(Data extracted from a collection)
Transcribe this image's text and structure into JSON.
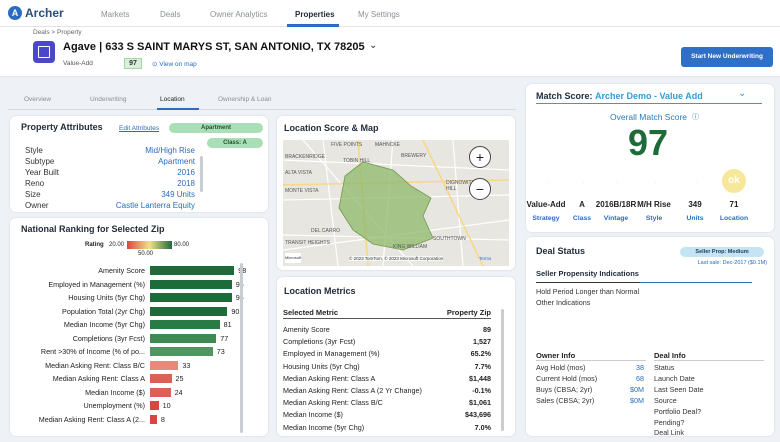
{
  "app": {
    "name": "Archer"
  },
  "nav": {
    "items": [
      "Markets",
      "Deals",
      "Owner Analytics",
      "Properties",
      "My Settings"
    ],
    "active": "Properties"
  },
  "header": {
    "breadcrumb": "Deals  >  Property",
    "title": "Agave | 633 S SAINT MARYS ST, SAN ANTONIO, TX 78205",
    "strategy_tag": "Value-Add",
    "score": "97",
    "view_map": "View on map",
    "start_button": "Start New Underwriting"
  },
  "tabs": [
    "Overview",
    "Underwriting",
    "Location",
    "Ownership & Loan"
  ],
  "property_attributes": {
    "title": "Property Attributes",
    "edit_link": "Edit Attributes",
    "pill_type": "Apartment",
    "pill_class": "Class: A",
    "rows": [
      {
        "key": "Style",
        "value": "Mid/High Rise"
      },
      {
        "key": "Subtype",
        "value": "Apartment"
      },
      {
        "key": "Year Built",
        "value": "2016"
      },
      {
        "key": "Reno",
        "value": "2018"
      },
      {
        "key": "Size",
        "value": "349 Units"
      },
      {
        "key": "Owner",
        "value": "Castle Lanterra Equity"
      }
    ]
  },
  "national_ranking": {
    "title": "National Ranking for Selected Zip",
    "legend_label": "Rating",
    "legend_min": "20.00",
    "legend_max": "80.00",
    "legend_mid": "50.00",
    "rows": [
      {
        "label": "Amenity Score",
        "value": 98,
        "color": "#1e6b3a"
      },
      {
        "label": "Employed in Management (%)",
        "value": 95,
        "color": "#1e6b3a"
      },
      {
        "label": "Housing Units (5yr Chg)",
        "value": 95,
        "color": "#1e6b3a"
      },
      {
        "label": "Population Total (2yr Chg)",
        "value": 90,
        "color": "#1e6b3a"
      },
      {
        "label": "Median Income (5yr Chg)",
        "value": 81,
        "color": "#2a7a45"
      },
      {
        "label": "Completions (3yr Fcst)",
        "value": 77,
        "color": "#3e8a52"
      },
      {
        "label": "Rent >30% of Income (% of po...",
        "value": 73,
        "color": "#4f9660"
      },
      {
        "label": "Median Asking Rent: Class B/C",
        "value": 33,
        "color": "#e88a7a"
      },
      {
        "label": "Median Asking Rent: Class A",
        "value": 25,
        "color": "#de5f55"
      },
      {
        "label": "Median Income ($)",
        "value": 24,
        "color": "#de5f55"
      },
      {
        "label": "Unemployment (%)",
        "value": 10,
        "color": "#d8473f"
      },
      {
        "label": "Median Asking Rent: Class A (2...",
        "value": 8,
        "color": "#d8473f"
      }
    ]
  },
  "location_map": {
    "title": "Location Score & Map",
    "streets": [
      "FIVE POINTS",
      "BRACKENRIDGE",
      "MAHNCKE",
      "ALTA VISTA",
      "TOBIN HILL",
      "MONTE VISTA",
      "BREWERY",
      "DIGNOWITY HILL",
      "SOUTHTOWN",
      "DEL CARRO",
      "KING WILLIAM",
      "TRANSIT HEIGHTS"
    ],
    "copyright": "© 2023 TomTom, © 2023 Microsoft Corporation",
    "terms": "Terms",
    "ms_logo": "Microsoft"
  },
  "location_metrics": {
    "title": "Location Metrics",
    "col_left": "Selected Metric",
    "col_right": "Property Zip",
    "rows": [
      {
        "key": "Amenity Score",
        "value": "89"
      },
      {
        "key": "Completions (3yr Fcst)",
        "value": "1,527"
      },
      {
        "key": "Employed in Management (%)",
        "value": "65.2%"
      },
      {
        "key": "Housing Units (5yr Chg)",
        "value": "7.7%"
      },
      {
        "key": "Median Asking Rent: Class A",
        "value": "$1,448"
      },
      {
        "key": "Median Asking Rent: Class A (2 Yr Change)",
        "value": "-0.1%"
      },
      {
        "key": "Median Asking Rent: Class B/C",
        "value": "$1,061"
      },
      {
        "key": "Median Income ($)",
        "value": "$43,696"
      },
      {
        "key": "Median Income (5yr Chg)",
        "value": "7.0%"
      }
    ]
  },
  "match_score": {
    "label": "Match Score:",
    "profile": "Archer Demo - Value Add",
    "overall_label": "Overall Match Score",
    "overall_value": "97",
    "items": [
      {
        "value": "Value-Add",
        "label": "Strategy",
        "icon": "thumbs-up-icon"
      },
      {
        "value": "A",
        "label": "Class",
        "icon": "thumbs-up-icon"
      },
      {
        "value": "2016B/18R",
        "label": "Vintage",
        "icon": "thumbs-up-icon"
      },
      {
        "value": "M/H Rise",
        "label": "Style",
        "icon": "thumbs-up-icon"
      },
      {
        "value": "349",
        "label": "Units",
        "icon": "thumbs-up-icon"
      },
      {
        "value": "71",
        "label": "Location",
        "icon": "ok-icon",
        "icon_text": "ok"
      }
    ]
  },
  "deal_status": {
    "title": "Deal Status",
    "badge": "Seller Prop: Medium",
    "last_sale": "Last sale: Dec-2017 ($0.1M)",
    "indications_title": "Seller Propensity Indications",
    "indications": [
      "Hold Period Longer than Normal",
      "Other Indications"
    ],
    "owner_info": {
      "title": "Owner Info",
      "rows": [
        {
          "key": "Avg Hold (mos)",
          "value": "38"
        },
        {
          "key": "Current Hold (mos)",
          "value": "68"
        },
        {
          "key": "Buys (CBSA; 2yr)",
          "value": "$0M"
        },
        {
          "key": "Sales (CBSA; 2yr)",
          "value": "$0M"
        }
      ]
    },
    "deal_info": {
      "title": "Deal Info",
      "rows": [
        "Status",
        "Launch Date",
        "Last Seen Date",
        "Source",
        "Portfolio Deal?",
        "Pending?",
        "Deal Link"
      ]
    }
  }
}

→ **Problem**:
Quote the entries above word for word. Leave the images out.

→ **Correct response**:
Transcribe this image's text and structure into JSON.
{
  "app": {
    "name": "Archer"
  },
  "nav": {
    "items": [
      "Markets",
      "Deals",
      "Owner Analytics",
      "Properties",
      "My Settings"
    ],
    "active": "Properties"
  },
  "header": {
    "breadcrumb": "Deals  >  Property",
    "title": "Agave | 633 S SAINT MARYS ST, SAN ANTONIO, TX 78205",
    "strategy_tag": "Value-Add",
    "score": "97",
    "view_map": "View on map",
    "start_button": "Start New Underwriting"
  },
  "tabs": [
    "Overview",
    "Underwriting",
    "Location",
    "Ownership & Loan"
  ],
  "property_attributes": {
    "title": "Property Attributes",
    "edit_link": "Edit Attributes",
    "pill_type": "Apartment",
    "pill_class": "Class: A",
    "rows": [
      {
        "key": "Style",
        "value": "Mid/High Rise"
      },
      {
        "key": "Subtype",
        "value": "Apartment"
      },
      {
        "key": "Year Built",
        "value": "2016"
      },
      {
        "key": "Reno",
        "value": "2018"
      },
      {
        "key": "Size",
        "value": "349 Units"
      },
      {
        "key": "Owner",
        "value": "Castle Lanterra Equity"
      }
    ]
  },
  "national_ranking": {
    "title": "National Ranking for Selected Zip",
    "legend_label": "Rating",
    "legend_min": "20.00",
    "legend_max": "80.00",
    "legend_mid": "50.00",
    "rows": [
      {
        "label": "Amenity Score",
        "value": 98,
        "color": "#1e6b3a"
      },
      {
        "label": "Employed in Management (%)",
        "value": 95,
        "color": "#1e6b3a"
      },
      {
        "label": "Housing Units (5yr Chg)",
        "value": 95,
        "color": "#1e6b3a"
      },
      {
        "label": "Population Total (2yr Chg)",
        "value": 90,
        "color": "#1e6b3a"
      },
      {
        "label": "Median Income (5yr Chg)",
        "value": 81,
        "color": "#2a7a45"
      },
      {
        "label": "Completions (3yr Fcst)",
        "value": 77,
        "color": "#3e8a52"
      },
      {
        "label": "Rent >30% of Income (% of po...",
        "value": 73,
        "color": "#4f9660"
      },
      {
        "label": "Median Asking Rent: Class B/C",
        "value": 33,
        "color": "#e88a7a"
      },
      {
        "label": "Median Asking Rent: Class A",
        "value": 25,
        "color": "#de5f55"
      },
      {
        "label": "Median Income ($)",
        "value": 24,
        "color": "#de5f55"
      },
      {
        "label": "Unemployment (%)",
        "value": 10,
        "color": "#d8473f"
      },
      {
        "label": "Median Asking Rent: Class A (2...",
        "value": 8,
        "color": "#d8473f"
      }
    ]
  },
  "location_map": {
    "title": "Location Score & Map",
    "streets": [
      "FIVE POINTS",
      "BRACKENRIDGE",
      "MAHNCKE",
      "ALTA VISTA",
      "TOBIN HILL",
      "MONTE VISTA",
      "BREWERY",
      "DIGNOWITY HILL",
      "SOUTHTOWN",
      "DEL CARRO",
      "KING WILLIAM",
      "TRANSIT HEIGHTS"
    ],
    "copyright": "© 2023 TomTom, © 2023 Microsoft Corporation",
    "terms": "Terms",
    "ms_logo": "Microsoft"
  },
  "location_metrics": {
    "title": "Location Metrics",
    "col_left": "Selected Metric",
    "col_right": "Property Zip",
    "rows": [
      {
        "key": "Amenity Score",
        "value": "89"
      },
      {
        "key": "Completions (3yr Fcst)",
        "value": "1,527"
      },
      {
        "key": "Employed in Management (%)",
        "value": "65.2%"
      },
      {
        "key": "Housing Units (5yr Chg)",
        "value": "7.7%"
      },
      {
        "key": "Median Asking Rent: Class A",
        "value": "$1,448"
      },
      {
        "key": "Median Asking Rent: Class A (2 Yr Change)",
        "value": "-0.1%"
      },
      {
        "key": "Median Asking Rent: Class B/C",
        "value": "$1,061"
      },
      {
        "key": "Median Income ($)",
        "value": "$43,696"
      },
      {
        "key": "Median Income (5yr Chg)",
        "value": "7.0%"
      }
    ]
  },
  "match_score": {
    "label": "Match Score:",
    "profile": "Archer Demo - Value Add",
    "overall_label": "Overall Match Score",
    "overall_value": "97",
    "items": [
      {
        "value": "Value-Add",
        "label": "Strategy",
        "icon": "thumbs-up-icon"
      },
      {
        "value": "A",
        "label": "Class",
        "icon": "thumbs-up-icon"
      },
      {
        "value": "2016B/18R",
        "label": "Vintage",
        "icon": "thumbs-up-icon"
      },
      {
        "value": "M/H Rise",
        "label": "Style",
        "icon": "thumbs-up-icon"
      },
      {
        "value": "349",
        "label": "Units",
        "icon": "thumbs-up-icon"
      },
      {
        "value": "71",
        "label": "Location",
        "icon": "ok-icon",
        "icon_text": "ok"
      }
    ]
  },
  "deal_status": {
    "title": "Deal Status",
    "badge": "Seller Prop: Medium",
    "last_sale": "Last sale: Dec-2017 ($0.1M)",
    "indications_title": "Seller Propensity Indications",
    "indications": [
      "Hold Period Longer than Normal",
      "Other Indications"
    ],
    "owner_info": {
      "title": "Owner Info",
      "rows": [
        {
          "key": "Avg Hold (mos)",
          "value": "38"
        },
        {
          "key": "Current Hold (mos)",
          "value": "68"
        },
        {
          "key": "Buys (CBSA; 2yr)",
          "value": "$0M"
        },
        {
          "key": "Sales (CBSA; 2yr)",
          "value": "$0M"
        }
      ]
    },
    "deal_info": {
      "title": "Deal Info",
      "rows": [
        "Status",
        "Launch Date",
        "Last Seen Date",
        "Source",
        "Portfolio Deal?",
        "Pending?",
        "Deal Link"
      ]
    }
  }
}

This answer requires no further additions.